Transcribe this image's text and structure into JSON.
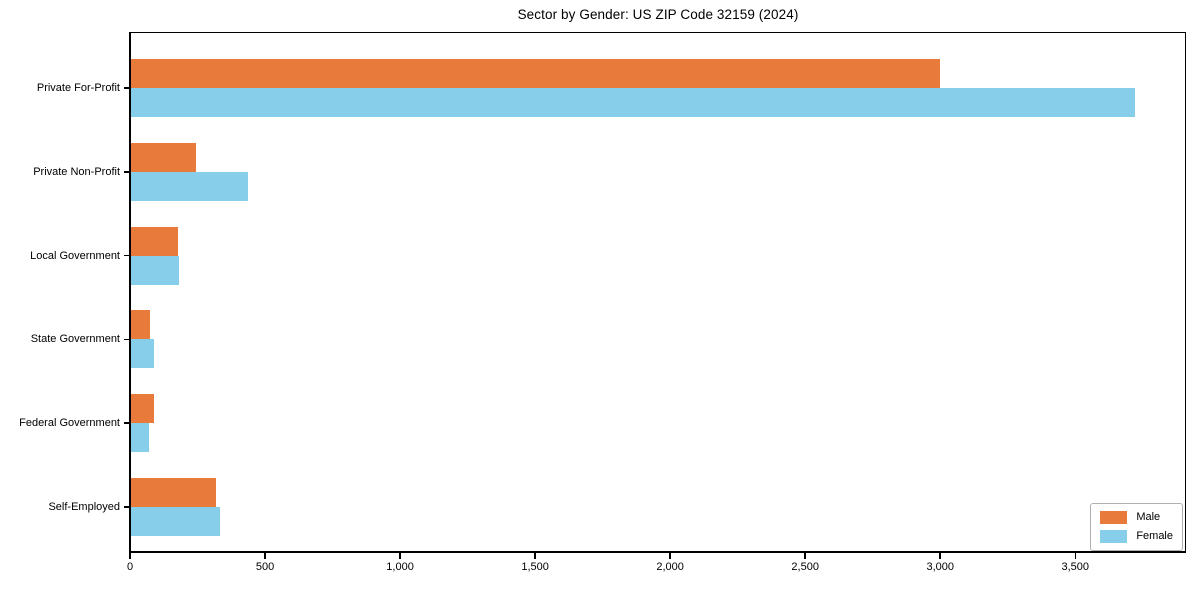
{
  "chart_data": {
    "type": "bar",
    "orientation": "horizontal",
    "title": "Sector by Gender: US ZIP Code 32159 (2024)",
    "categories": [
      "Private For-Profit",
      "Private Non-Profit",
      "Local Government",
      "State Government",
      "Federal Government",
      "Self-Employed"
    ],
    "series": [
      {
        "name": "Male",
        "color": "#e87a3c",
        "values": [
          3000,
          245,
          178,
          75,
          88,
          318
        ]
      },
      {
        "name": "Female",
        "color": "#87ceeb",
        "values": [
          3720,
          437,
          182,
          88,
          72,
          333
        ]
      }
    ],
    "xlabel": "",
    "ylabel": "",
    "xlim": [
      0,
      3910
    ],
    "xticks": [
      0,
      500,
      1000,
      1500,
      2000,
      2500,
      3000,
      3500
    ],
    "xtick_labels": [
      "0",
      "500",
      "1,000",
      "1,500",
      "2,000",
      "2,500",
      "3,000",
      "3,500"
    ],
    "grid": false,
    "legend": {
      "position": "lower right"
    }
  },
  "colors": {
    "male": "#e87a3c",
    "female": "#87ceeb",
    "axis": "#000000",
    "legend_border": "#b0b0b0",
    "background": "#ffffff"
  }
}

* _Given problem_
Scan the listing above for the word "Private" and show each line where it is found.

* _Answer for this exercise_
      "Private For-Profit",
      "Private Non-Profit",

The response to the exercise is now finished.